Available records =
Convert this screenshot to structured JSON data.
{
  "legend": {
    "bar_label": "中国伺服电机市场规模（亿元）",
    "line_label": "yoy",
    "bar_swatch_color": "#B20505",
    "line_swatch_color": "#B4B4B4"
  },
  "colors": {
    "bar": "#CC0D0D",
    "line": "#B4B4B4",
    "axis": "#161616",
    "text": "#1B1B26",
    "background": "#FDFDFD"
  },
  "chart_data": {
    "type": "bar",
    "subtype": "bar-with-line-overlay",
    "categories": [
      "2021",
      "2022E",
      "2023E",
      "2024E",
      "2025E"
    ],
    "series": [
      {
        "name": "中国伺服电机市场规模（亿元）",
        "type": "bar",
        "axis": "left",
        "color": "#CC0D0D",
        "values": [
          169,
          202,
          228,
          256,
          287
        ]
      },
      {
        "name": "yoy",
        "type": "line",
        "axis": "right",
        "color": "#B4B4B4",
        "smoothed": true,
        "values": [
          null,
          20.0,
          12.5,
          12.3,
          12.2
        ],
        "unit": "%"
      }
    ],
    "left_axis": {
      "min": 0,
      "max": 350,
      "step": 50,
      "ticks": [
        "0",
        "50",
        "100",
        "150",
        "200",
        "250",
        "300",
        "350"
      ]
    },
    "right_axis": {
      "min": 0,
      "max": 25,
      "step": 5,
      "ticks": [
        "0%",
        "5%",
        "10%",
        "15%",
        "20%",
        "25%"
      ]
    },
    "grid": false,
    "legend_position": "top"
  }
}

Task prompt = Faithfully reproduce all of the records, character for character.

Correct output =
Convert this screenshot to structured JSON data.
{
  "legend": {
    "bar_label": "中国伺服电机市场规模（亿元）",
    "line_label": "yoy",
    "bar_swatch_color": "#B20505",
    "line_swatch_color": "#B4B4B4"
  },
  "colors": {
    "bar": "#CC0D0D",
    "line": "#B4B4B4",
    "axis": "#161616",
    "text": "#1B1B26",
    "background": "#FDFDFD"
  },
  "chart_data": {
    "type": "bar",
    "subtype": "bar-with-line-overlay",
    "categories": [
      "2021",
      "2022E",
      "2023E",
      "2024E",
      "2025E"
    ],
    "series": [
      {
        "name": "中国伺服电机市场规模（亿元）",
        "type": "bar",
        "axis": "left",
        "color": "#CC0D0D",
        "values": [
          169,
          202,
          228,
          256,
          287
        ]
      },
      {
        "name": "yoy",
        "type": "line",
        "axis": "right",
        "color": "#B4B4B4",
        "smoothed": true,
        "values": [
          null,
          20.0,
          12.5,
          12.3,
          12.2
        ],
        "unit": "%"
      }
    ],
    "left_axis": {
      "min": 0,
      "max": 350,
      "step": 50,
      "ticks": [
        "0",
        "50",
        "100",
        "150",
        "200",
        "250",
        "300",
        "350"
      ]
    },
    "right_axis": {
      "min": 0,
      "max": 25,
      "step": 5,
      "ticks": [
        "0%",
        "5%",
        "10%",
        "15%",
        "20%",
        "25%"
      ]
    },
    "grid": false,
    "legend_position": "top"
  }
}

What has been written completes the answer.